## Written exercise
Your task is to output all the records below, word for word.

## Supplied material

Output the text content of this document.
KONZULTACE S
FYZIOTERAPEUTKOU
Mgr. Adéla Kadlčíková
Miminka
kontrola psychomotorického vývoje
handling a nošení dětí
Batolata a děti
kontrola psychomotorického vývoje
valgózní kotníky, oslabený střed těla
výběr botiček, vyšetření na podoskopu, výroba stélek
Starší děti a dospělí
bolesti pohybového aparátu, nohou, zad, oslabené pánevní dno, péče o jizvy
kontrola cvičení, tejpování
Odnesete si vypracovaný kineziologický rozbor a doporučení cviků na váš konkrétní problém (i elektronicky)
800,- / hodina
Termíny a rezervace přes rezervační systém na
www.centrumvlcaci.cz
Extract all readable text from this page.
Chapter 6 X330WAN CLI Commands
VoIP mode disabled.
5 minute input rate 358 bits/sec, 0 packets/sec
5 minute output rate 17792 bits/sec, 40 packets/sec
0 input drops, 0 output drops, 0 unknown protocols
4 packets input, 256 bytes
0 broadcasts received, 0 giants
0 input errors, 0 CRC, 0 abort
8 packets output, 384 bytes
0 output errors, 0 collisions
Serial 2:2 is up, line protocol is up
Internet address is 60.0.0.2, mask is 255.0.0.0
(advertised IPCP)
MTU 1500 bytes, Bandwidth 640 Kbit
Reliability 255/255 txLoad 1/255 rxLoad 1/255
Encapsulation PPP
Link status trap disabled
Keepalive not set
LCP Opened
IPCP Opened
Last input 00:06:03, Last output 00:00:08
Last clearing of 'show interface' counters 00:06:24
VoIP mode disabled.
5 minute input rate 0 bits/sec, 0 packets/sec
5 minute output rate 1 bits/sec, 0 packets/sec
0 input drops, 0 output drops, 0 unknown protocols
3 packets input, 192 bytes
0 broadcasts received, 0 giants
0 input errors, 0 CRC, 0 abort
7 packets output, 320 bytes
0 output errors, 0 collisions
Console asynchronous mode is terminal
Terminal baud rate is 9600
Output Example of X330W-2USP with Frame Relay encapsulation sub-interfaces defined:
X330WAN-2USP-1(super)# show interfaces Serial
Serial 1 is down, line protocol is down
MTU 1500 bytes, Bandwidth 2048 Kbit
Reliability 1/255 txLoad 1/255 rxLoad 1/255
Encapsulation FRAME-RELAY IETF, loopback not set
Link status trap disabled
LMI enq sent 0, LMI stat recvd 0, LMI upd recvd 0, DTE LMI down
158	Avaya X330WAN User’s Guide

## The completed task
Output the text content of this document.
KONZULTACE S
FYZIOTERAPEUTKOU
Mgr. Adéla Kadlčíková
Miminka
kontrola psychomotorického vývoje
handling a nošení dětí
Batolata a děti
kontrola psychomotorického vývoje
valgózní kotníky, oslabený střed těla
výběr botiček, vyšetření na podoskopu, výroba stélek
Starší děti a dospělí
bolesti pohybového aparátu, nohou, zad, oslabené pánevní dno, péče o jizvy
kontrola cvičení, tejpování
Odnesete si vypracovaný kineziologický rozbor a doporučení cviků na váš konkrétní problém (i elektronicky)
800,- / hodina
Termíny a rezervace přes rezervační systém na
www.centrumvlcaci.cz
Extract all readable text from this page.
Chapter 6 X330WAN CLI Commands
VoIP mode disabled.
5 minute input rate 358 bits/sec, 0 packets/sec
5 minute output rate 17792 bits/sec, 40 packets/sec
0 input drops, 0 output drops, 0 unknown protocols
4 packets input, 256 bytes
0 broadcasts received, 0 giants
0 input errors, 0 CRC, 0 abort
8 packets output, 384 bytes
0 output errors, 0 collisions
Serial 2:2 is up, line protocol is up
Internet address is 60.0.0.2, mask is 255.0.0.0
(advertised IPCP)
MTU 1500 bytes, Bandwidth 640 Kbit
Reliability 255/255 txLoad 1/255 rxLoad 1/255
Encapsulation PPP
Link status trap disabled
Keepalive not set
LCP Opened
IPCP Opened
Last input 00:06:03, Last output 00:00:08
Last clearing of 'show interface' counters 00:06:24
VoIP mode disabled.
5 minute input rate 0 bits/sec, 0 packets/sec
5 minute output rate 1 bits/sec, 0 packets/sec
0 input drops, 0 output drops, 0 unknown protocols
3 packets input, 192 bytes
0 broadcasts received, 0 giants
0 input errors, 0 CRC, 0 abort
7 packets output, 320 bytes
0 output errors, 0 collisions
Console asynchronous mode is terminal
Terminal baud rate is 9600
Output Example of X330W-2USP with Frame Relay encapsulation sub-interfaces defined:
X330WAN-2USP-1(super)# show interfaces Serial
Serial 1 is down, line protocol is down
MTU 1500 bytes, Bandwidth 2048 Kbit
Reliability 1/255 txLoad 1/255 rxLoad 1/255
Encapsulation FRAME-RELAY IETF, loopback not set
Link status trap disabled
LMI enq sent 0, LMI stat recvd 0, LMI upd recvd 0, DTE LMI down
158	Avaya X330WAN User’s Guide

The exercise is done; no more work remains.